> **EXERCISE TASK**: Identify the lines that contain the word "MOUTOA", then copy them.

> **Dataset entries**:
[Begin]
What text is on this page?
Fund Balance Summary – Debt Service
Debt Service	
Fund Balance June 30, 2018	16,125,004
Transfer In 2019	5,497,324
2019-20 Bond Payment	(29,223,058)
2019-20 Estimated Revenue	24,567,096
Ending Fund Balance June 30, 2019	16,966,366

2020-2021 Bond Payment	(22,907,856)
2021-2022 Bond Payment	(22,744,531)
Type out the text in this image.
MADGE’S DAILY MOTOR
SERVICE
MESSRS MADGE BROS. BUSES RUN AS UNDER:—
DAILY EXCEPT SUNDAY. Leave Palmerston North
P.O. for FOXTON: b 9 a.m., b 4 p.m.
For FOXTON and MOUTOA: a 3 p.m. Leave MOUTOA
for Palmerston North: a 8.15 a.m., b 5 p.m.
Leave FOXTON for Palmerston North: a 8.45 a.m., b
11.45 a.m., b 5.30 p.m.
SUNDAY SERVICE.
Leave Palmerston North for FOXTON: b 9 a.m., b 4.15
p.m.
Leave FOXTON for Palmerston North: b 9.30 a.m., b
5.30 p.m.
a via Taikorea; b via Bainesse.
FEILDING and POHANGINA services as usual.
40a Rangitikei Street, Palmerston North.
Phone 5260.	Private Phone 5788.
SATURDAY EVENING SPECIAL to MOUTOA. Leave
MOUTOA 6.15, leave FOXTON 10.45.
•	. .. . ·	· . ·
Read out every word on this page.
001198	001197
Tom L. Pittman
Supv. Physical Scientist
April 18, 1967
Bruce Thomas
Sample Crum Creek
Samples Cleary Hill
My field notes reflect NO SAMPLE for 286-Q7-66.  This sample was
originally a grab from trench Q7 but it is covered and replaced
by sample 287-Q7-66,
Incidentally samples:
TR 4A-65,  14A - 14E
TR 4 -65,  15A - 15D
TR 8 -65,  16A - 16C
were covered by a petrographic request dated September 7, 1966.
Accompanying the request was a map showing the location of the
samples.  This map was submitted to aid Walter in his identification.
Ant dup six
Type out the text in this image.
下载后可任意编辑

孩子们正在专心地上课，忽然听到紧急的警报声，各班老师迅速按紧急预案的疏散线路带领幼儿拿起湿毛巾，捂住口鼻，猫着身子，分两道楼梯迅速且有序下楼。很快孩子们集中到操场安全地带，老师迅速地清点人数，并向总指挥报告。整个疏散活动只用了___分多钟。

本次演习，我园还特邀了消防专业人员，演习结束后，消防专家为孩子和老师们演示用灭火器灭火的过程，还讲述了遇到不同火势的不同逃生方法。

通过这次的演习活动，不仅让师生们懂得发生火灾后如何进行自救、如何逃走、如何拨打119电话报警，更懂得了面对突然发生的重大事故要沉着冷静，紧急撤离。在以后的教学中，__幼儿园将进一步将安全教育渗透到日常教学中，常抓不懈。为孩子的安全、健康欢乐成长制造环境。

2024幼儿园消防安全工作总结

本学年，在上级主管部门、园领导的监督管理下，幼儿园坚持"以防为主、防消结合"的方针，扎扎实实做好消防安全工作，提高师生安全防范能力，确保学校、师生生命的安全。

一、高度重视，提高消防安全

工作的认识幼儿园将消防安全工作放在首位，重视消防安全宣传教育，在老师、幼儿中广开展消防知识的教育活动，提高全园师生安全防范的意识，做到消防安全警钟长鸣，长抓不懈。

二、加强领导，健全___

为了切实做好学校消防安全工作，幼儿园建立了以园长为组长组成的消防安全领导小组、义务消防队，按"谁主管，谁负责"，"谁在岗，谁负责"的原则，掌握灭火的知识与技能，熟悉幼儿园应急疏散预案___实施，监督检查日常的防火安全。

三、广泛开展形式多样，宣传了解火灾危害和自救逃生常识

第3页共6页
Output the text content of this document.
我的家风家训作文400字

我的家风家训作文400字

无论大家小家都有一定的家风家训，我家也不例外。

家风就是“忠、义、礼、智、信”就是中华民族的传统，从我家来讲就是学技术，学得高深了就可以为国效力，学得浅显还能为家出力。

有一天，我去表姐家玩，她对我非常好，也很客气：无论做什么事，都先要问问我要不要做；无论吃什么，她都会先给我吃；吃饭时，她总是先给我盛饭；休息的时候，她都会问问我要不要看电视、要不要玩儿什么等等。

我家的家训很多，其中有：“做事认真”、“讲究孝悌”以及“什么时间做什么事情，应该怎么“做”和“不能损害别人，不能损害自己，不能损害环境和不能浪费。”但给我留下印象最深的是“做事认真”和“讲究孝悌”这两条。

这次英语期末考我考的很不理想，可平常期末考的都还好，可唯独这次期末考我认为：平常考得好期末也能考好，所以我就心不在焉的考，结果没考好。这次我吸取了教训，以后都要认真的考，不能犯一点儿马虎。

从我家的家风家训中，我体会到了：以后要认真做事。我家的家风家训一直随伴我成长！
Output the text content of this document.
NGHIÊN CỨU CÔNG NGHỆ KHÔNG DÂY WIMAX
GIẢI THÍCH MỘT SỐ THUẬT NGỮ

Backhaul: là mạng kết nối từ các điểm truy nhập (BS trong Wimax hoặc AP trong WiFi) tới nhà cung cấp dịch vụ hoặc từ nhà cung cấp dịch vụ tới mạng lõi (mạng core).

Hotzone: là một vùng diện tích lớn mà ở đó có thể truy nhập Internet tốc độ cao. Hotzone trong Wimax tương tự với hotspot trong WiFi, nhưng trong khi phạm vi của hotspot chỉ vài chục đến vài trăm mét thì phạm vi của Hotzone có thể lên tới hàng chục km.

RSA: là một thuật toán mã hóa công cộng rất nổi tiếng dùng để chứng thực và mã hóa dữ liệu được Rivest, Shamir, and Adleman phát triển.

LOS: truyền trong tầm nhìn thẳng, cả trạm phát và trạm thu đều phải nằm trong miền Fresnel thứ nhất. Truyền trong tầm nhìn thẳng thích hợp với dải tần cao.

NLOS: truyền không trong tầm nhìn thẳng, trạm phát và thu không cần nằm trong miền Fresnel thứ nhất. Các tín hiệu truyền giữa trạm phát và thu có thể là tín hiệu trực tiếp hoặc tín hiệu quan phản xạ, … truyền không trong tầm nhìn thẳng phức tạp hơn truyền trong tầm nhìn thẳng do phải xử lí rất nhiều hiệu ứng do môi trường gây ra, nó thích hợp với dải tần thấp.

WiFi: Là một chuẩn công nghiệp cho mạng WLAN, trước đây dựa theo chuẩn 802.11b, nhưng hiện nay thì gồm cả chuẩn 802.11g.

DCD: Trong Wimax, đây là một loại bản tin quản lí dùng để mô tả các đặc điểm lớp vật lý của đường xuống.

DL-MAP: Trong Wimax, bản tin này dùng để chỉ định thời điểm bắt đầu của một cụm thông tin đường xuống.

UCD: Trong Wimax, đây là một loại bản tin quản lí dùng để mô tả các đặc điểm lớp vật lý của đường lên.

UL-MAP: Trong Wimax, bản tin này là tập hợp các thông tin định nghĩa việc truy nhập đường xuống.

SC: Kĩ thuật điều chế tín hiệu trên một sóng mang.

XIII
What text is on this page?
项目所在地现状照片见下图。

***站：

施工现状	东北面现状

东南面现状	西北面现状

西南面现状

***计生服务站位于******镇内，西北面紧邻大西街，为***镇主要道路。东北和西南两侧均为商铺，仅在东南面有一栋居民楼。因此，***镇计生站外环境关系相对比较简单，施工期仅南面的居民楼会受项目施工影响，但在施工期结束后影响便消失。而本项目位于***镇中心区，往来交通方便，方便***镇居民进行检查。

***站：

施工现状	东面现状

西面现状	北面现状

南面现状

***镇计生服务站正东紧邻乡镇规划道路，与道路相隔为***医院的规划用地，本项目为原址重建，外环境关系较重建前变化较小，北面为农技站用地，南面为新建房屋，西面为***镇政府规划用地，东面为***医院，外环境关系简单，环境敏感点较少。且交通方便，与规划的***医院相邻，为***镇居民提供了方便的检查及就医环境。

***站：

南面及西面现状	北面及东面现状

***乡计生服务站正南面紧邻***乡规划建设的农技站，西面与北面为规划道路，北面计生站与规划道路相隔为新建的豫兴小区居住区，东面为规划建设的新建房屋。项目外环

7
[End]
> **CORRECT ANSWER**:
For FOXTON and MOUTOA: a 3 p.m. Leave MOUTOA
SATURDAY EVENING SPECIAL to MOUTOA. Leave
MOUTOA 6.15, leave FOXTON 10.45.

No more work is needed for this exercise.